━━━━━ Raw data ━━━━━
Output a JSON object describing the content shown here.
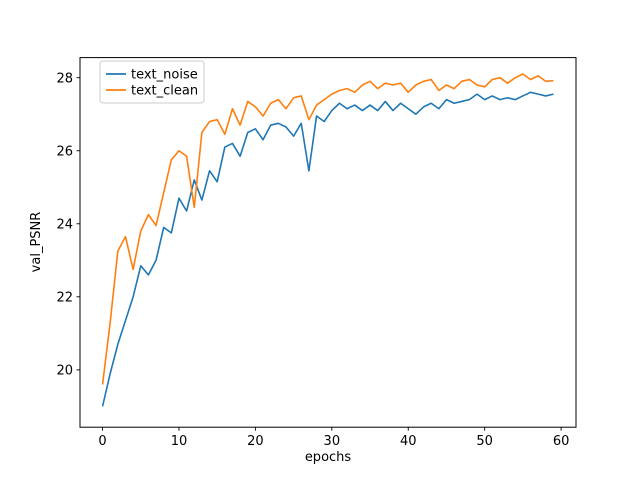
{
  "chart_data": {
    "type": "line",
    "title": "",
    "xlabel": "epochs",
    "ylabel": "val_PSNR",
    "xlim": [
      -2.95,
      61.95
    ],
    "ylim": [
      18.43,
      28.55
    ],
    "xticks": [
      0,
      10,
      20,
      30,
      40,
      50,
      60
    ],
    "yticks": [
      20,
      22,
      24,
      26,
      28
    ],
    "grid": false,
    "legend_position": "upper-left",
    "x": [
      0,
      1,
      2,
      3,
      4,
      5,
      6,
      7,
      8,
      9,
      10,
      11,
      12,
      13,
      14,
      15,
      16,
      17,
      18,
      19,
      20,
      21,
      22,
      23,
      24,
      25,
      26,
      27,
      28,
      29,
      30,
      31,
      32,
      33,
      34,
      35,
      36,
      37,
      38,
      39,
      40,
      41,
      42,
      43,
      44,
      45,
      46,
      47,
      48,
      49,
      50,
      51,
      52,
      53,
      54,
      55,
      56,
      57,
      58,
      59
    ],
    "series": [
      {
        "name": "text_noise",
        "color": "#1f77b4",
        "values": [
          19.0,
          19.9,
          20.7,
          21.35,
          22.0,
          22.85,
          22.6,
          23.0,
          23.9,
          23.75,
          24.7,
          24.35,
          25.2,
          24.65,
          25.45,
          25.15,
          26.1,
          26.2,
          25.85,
          26.5,
          26.6,
          26.3,
          26.7,
          26.75,
          26.65,
          26.4,
          26.75,
          25.45,
          26.95,
          26.8,
          27.1,
          27.3,
          27.15,
          27.25,
          27.1,
          27.25,
          27.1,
          27.35,
          27.1,
          27.3,
          27.15,
          27.0,
          27.2,
          27.3,
          27.15,
          27.4,
          27.3,
          27.35,
          27.4,
          27.55,
          27.4,
          27.5,
          27.4,
          27.45,
          27.4,
          27.5,
          27.6,
          27.55,
          27.5,
          27.55
        ]
      },
      {
        "name": "text_clean",
        "color": "#ff7f0e",
        "values": [
          19.6,
          21.3,
          23.25,
          23.65,
          22.75,
          23.8,
          24.25,
          23.95,
          24.85,
          25.75,
          26.0,
          25.85,
          24.45,
          26.5,
          26.8,
          26.85,
          26.45,
          27.15,
          26.7,
          27.35,
          27.2,
          26.95,
          27.3,
          27.4,
          27.15,
          27.45,
          27.5,
          26.85,
          27.25,
          27.4,
          27.55,
          27.65,
          27.7,
          27.6,
          27.8,
          27.9,
          27.7,
          27.85,
          27.8,
          27.85,
          27.6,
          27.8,
          27.9,
          27.95,
          27.65,
          27.8,
          27.7,
          27.9,
          27.95,
          27.8,
          27.75,
          27.95,
          28.0,
          27.85,
          28.0,
          28.1,
          27.95,
          28.05,
          27.9,
          27.92
        ]
      }
    ]
  }
}
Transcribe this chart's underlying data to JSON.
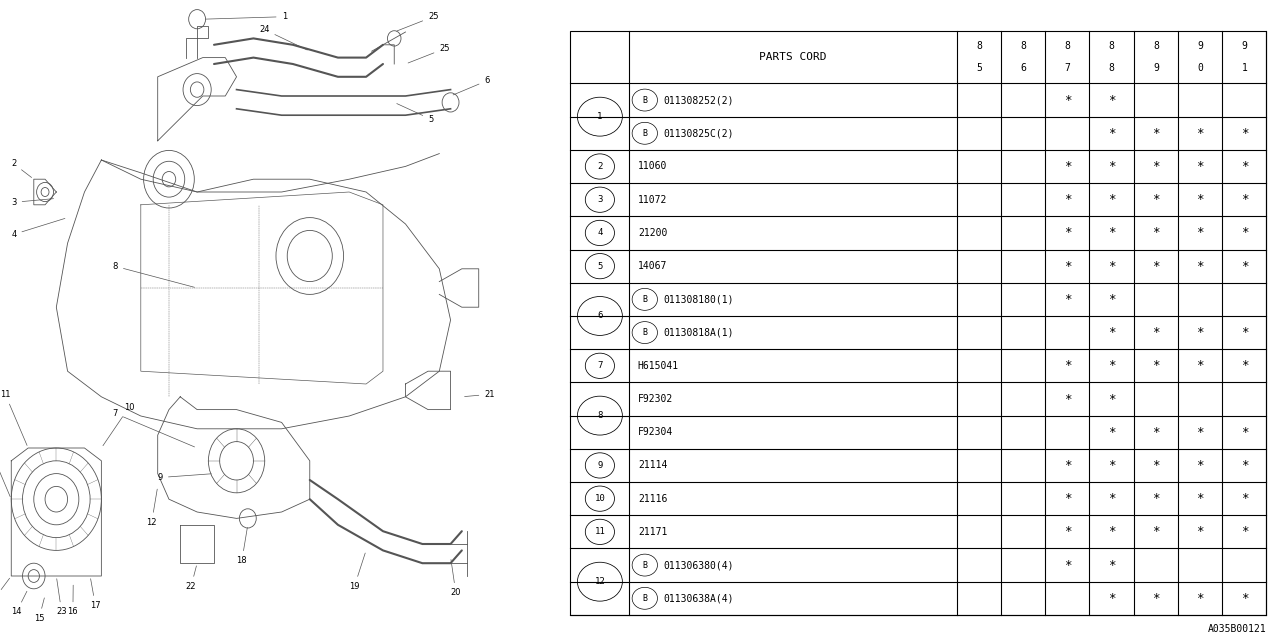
{
  "bg_color": "#ffffff",
  "col_header": "PARTS CORD",
  "year_cols": [
    "8\n5",
    "8\n6",
    "8\n7",
    "8\n8",
    "8\n9",
    "9\n0",
    "9\n1"
  ],
  "rows": [
    {
      "num": "1",
      "parts": [
        "B011308252(2)",
        "B01130825C(2)"
      ],
      "marks": [
        [
          "",
          "",
          "*",
          "*",
          "",
          "",
          ""
        ],
        [
          "",
          "",
          "",
          "*",
          "*",
          "*",
          "*"
        ]
      ]
    },
    {
      "num": "2",
      "parts": [
        "11060"
      ],
      "marks": [
        [
          "",
          "",
          "*",
          "*",
          "*",
          "*",
          "*"
        ]
      ]
    },
    {
      "num": "3",
      "parts": [
        "11072"
      ],
      "marks": [
        [
          "",
          "",
          "*",
          "*",
          "*",
          "*",
          "*"
        ]
      ]
    },
    {
      "num": "4",
      "parts": [
        "21200"
      ],
      "marks": [
        [
          "",
          "",
          "*",
          "*",
          "*",
          "*",
          "*"
        ]
      ]
    },
    {
      "num": "5",
      "parts": [
        "14067"
      ],
      "marks": [
        [
          "",
          "",
          "*",
          "*",
          "*",
          "*",
          "*"
        ]
      ]
    },
    {
      "num": "6",
      "parts": [
        "B011308180(1)",
        "B01130818A(1)"
      ],
      "marks": [
        [
          "",
          "",
          "*",
          "*",
          "",
          "",
          ""
        ],
        [
          "",
          "",
          "",
          "*",
          "*",
          "*",
          "*"
        ]
      ]
    },
    {
      "num": "7",
      "parts": [
        "H615041"
      ],
      "marks": [
        [
          "",
          "",
          "*",
          "*",
          "*",
          "*",
          "*"
        ]
      ]
    },
    {
      "num": "8",
      "parts": [
        "F92302",
        "F92304"
      ],
      "marks": [
        [
          "",
          "",
          "*",
          "*",
          "",
          "",
          ""
        ],
        [
          "",
          "",
          "",
          "*",
          "*",
          "*",
          "*"
        ]
      ]
    },
    {
      "num": "9",
      "parts": [
        "21114"
      ],
      "marks": [
        [
          "",
          "",
          "*",
          "*",
          "*",
          "*",
          "*"
        ]
      ]
    },
    {
      "num": "10",
      "parts": [
        "21116"
      ],
      "marks": [
        [
          "",
          "",
          "*",
          "*",
          "*",
          "*",
          "*"
        ]
      ]
    },
    {
      "num": "11",
      "parts": [
        "21171"
      ],
      "marks": [
        [
          "",
          "",
          "*",
          "*",
          "*",
          "*",
          "*"
        ]
      ]
    },
    {
      "num": "12",
      "parts": [
        "B011306380(4)",
        "B01130638A(4)"
      ],
      "marks": [
        [
          "",
          "",
          "*",
          "*",
          "",
          "",
          ""
        ],
        [
          "",
          "",
          "",
          "*",
          "*",
          "*",
          "*"
        ]
      ]
    }
  ],
  "footer_code": "A035B00121",
  "font_color": "#000000",
  "line_color": "#000000"
}
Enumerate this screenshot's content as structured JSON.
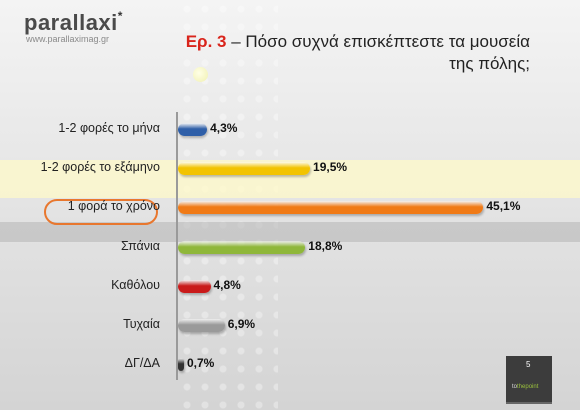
{
  "brand": {
    "logo": "parallaxi",
    "logo_mark": "*",
    "url": "www.parallaximag.gr"
  },
  "title": {
    "ep_label": "Ερ. 3",
    "line1_rest": " – Πόσο συχνά επισκέπτεστε τα μουσεία",
    "line2": "της πόλης;"
  },
  "chart_data": {
    "type": "bar",
    "orientation": "horizontal",
    "categories": [
      "1-2 φορές το μήνα",
      "1-2 φορές το εξάμηνο",
      "1 φορά το χρόνο",
      "Σπάνια",
      "Καθόλου",
      "Τυχαία",
      "ΔΓ/ΔΑ"
    ],
    "values": [
      4.3,
      19.5,
      45.1,
      18.8,
      4.8,
      6.9,
      0.7
    ],
    "labels": [
      "4,3%",
      "19,5%",
      "45,1%",
      "18,8%",
      "4,8%",
      "6,9%",
      "0,7%"
    ],
    "colors": [
      "#2f5fa8",
      "#f2c300",
      "#f07a16",
      "#8fb73a",
      "#c91a1a",
      "#9a9a9a",
      "#333333"
    ],
    "xlim": [
      0,
      48
    ],
    "highlighted_category": "1 φορά το χρόνο",
    "highlight_color": "#e8772e"
  },
  "footer": {
    "page_number": "5",
    "brand_text_a": "to",
    "brand_text_b": "thepoint"
  }
}
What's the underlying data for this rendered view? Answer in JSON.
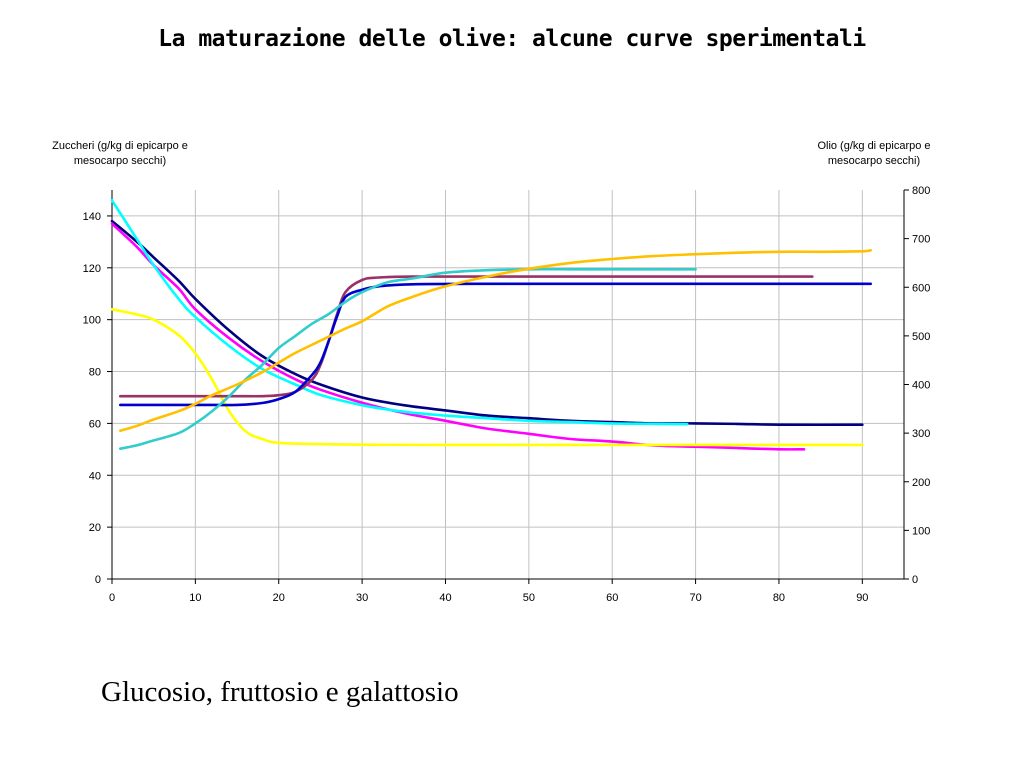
━━━━━
#### [Problem details]
Find the lines above holding the word "this" and show them.

#### [Exercise response]
Transcribe this chart's underlying data to JSON.
Enumerate this screenshot's content as structured JSON.
What's the underlying data for this rendered view? Answer in JSON.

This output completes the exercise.